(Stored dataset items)
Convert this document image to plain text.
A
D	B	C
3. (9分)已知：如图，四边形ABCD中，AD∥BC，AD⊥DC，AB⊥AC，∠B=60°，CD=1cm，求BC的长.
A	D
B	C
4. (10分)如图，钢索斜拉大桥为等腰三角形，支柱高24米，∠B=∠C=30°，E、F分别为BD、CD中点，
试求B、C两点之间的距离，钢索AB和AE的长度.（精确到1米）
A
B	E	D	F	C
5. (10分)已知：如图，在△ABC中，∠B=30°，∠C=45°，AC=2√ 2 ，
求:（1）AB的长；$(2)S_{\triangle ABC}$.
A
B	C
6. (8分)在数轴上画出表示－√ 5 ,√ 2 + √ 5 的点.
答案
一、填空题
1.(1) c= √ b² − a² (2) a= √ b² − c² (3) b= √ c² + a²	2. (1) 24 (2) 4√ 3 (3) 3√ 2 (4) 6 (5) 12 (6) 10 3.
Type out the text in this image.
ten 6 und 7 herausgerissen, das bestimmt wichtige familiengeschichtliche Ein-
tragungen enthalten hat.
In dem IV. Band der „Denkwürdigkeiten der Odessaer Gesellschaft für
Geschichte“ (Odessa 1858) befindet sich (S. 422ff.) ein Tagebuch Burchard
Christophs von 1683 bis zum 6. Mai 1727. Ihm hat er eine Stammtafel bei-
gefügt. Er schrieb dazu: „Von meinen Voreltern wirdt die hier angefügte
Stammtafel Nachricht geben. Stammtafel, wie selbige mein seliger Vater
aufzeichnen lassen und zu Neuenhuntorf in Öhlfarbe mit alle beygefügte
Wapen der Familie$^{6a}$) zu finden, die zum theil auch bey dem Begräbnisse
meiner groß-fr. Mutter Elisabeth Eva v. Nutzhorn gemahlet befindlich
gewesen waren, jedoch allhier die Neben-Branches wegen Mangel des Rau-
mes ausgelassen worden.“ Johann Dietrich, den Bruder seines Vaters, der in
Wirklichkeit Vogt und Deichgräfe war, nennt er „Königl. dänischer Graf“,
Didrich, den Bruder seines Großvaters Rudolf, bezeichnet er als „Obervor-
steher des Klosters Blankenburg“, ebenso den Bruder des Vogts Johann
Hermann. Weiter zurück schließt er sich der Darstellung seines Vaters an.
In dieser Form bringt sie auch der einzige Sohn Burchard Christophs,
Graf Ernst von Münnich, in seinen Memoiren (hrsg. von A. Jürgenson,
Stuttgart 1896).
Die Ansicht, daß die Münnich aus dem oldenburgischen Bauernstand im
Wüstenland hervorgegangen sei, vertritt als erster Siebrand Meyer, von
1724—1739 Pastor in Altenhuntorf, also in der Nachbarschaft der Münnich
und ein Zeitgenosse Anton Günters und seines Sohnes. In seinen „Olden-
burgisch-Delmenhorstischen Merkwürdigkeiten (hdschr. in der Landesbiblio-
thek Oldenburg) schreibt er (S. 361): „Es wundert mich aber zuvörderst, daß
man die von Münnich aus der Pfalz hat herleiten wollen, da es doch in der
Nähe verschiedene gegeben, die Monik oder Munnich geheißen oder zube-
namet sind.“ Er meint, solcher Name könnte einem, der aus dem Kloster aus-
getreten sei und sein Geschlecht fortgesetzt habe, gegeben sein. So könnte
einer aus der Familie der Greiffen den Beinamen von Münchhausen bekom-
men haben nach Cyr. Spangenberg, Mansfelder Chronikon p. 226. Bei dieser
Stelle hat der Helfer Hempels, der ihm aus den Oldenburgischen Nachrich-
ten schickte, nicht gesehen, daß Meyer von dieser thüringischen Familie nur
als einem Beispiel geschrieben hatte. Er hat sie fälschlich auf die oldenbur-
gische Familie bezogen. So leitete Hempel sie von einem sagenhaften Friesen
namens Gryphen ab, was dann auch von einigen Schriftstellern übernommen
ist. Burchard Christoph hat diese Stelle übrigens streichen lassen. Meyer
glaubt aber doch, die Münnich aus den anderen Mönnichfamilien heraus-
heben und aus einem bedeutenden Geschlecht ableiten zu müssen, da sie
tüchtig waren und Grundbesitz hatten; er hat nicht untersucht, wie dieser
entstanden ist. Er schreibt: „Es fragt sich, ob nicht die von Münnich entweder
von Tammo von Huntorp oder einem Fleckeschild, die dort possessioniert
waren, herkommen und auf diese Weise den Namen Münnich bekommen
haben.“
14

- _Stated task_:
Tell how many lines of the material above hold "Christophs", answering with a bare number.

- _Complete output_:
2